ITEMS
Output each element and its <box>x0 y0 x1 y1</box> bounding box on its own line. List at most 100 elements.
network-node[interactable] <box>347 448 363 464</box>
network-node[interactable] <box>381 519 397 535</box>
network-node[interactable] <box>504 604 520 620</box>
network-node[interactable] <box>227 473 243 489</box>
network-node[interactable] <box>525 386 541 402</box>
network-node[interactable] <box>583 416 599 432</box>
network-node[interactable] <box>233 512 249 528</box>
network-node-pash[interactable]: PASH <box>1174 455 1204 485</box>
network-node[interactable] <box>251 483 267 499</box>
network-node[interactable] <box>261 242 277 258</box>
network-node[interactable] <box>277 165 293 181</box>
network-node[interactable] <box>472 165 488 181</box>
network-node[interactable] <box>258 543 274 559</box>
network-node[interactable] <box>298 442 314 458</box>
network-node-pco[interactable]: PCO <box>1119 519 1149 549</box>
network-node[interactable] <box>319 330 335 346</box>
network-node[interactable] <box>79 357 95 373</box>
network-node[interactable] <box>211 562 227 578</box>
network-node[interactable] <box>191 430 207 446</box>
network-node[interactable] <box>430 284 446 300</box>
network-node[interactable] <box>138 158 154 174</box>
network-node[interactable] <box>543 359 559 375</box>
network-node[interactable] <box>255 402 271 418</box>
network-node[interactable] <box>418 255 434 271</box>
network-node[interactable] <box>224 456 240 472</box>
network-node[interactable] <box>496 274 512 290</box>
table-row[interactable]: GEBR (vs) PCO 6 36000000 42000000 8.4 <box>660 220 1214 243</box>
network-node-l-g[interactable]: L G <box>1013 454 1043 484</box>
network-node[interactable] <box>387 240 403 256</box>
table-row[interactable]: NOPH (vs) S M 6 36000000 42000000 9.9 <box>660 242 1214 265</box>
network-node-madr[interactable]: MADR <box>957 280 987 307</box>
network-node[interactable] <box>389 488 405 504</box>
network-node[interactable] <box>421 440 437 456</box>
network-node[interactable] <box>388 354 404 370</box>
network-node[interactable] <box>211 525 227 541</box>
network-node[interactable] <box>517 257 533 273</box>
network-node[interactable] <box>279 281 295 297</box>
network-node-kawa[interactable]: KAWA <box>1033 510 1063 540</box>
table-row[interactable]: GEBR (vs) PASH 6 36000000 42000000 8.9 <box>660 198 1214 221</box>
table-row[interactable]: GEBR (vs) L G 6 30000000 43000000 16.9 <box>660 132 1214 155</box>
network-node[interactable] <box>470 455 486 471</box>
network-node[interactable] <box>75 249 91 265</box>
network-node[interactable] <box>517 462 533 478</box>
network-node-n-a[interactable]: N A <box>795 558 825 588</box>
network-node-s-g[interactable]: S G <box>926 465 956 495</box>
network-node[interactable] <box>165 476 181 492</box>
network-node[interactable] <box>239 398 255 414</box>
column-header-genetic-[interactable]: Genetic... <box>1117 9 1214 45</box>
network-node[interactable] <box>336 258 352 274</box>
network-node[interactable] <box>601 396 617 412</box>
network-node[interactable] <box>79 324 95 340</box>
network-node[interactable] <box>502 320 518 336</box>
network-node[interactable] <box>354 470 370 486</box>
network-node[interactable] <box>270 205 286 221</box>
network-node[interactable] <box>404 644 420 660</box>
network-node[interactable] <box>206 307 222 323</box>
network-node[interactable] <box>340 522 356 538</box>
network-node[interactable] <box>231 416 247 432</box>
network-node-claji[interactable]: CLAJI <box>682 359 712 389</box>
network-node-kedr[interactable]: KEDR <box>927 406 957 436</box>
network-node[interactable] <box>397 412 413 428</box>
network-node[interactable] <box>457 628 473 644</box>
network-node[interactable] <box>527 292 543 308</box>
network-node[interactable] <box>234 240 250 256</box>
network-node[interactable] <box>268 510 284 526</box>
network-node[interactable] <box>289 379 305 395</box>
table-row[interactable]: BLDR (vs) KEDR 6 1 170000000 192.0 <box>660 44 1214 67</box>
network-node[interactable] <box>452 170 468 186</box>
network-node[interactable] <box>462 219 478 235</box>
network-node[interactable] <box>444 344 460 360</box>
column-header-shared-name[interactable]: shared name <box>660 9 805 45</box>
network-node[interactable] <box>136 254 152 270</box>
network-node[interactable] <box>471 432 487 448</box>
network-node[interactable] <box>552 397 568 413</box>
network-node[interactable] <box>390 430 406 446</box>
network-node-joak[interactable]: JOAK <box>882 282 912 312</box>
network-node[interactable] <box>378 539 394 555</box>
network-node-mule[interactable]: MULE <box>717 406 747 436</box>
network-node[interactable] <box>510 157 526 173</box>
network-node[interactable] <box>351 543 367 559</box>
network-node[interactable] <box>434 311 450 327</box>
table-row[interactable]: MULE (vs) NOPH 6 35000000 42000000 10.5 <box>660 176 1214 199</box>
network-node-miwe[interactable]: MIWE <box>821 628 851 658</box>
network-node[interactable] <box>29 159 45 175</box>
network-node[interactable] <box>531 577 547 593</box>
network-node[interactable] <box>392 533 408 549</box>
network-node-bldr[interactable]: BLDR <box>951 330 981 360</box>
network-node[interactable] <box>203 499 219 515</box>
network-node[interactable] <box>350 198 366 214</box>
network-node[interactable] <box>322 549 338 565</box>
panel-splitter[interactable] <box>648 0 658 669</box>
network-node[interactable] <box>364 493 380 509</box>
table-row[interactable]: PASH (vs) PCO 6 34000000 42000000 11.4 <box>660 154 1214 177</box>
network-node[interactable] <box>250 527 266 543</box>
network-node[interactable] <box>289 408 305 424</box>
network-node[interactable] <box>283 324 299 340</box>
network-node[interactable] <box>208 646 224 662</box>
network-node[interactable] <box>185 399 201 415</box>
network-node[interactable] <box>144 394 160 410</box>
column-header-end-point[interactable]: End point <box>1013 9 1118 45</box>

WHAT YOU SHOULD DO
Print the lines from the start of the records through the line containing "network-node[interactable] <box>381 519", both ends included, reproducing each one without any change.

REPLY
Output each element and its <box>x0 y0 x1 y1</box> bounding box on its own line. List at most 100 elements.
network-node[interactable] <box>347 448 363 464</box>
network-node[interactable] <box>381 519 397 535</box>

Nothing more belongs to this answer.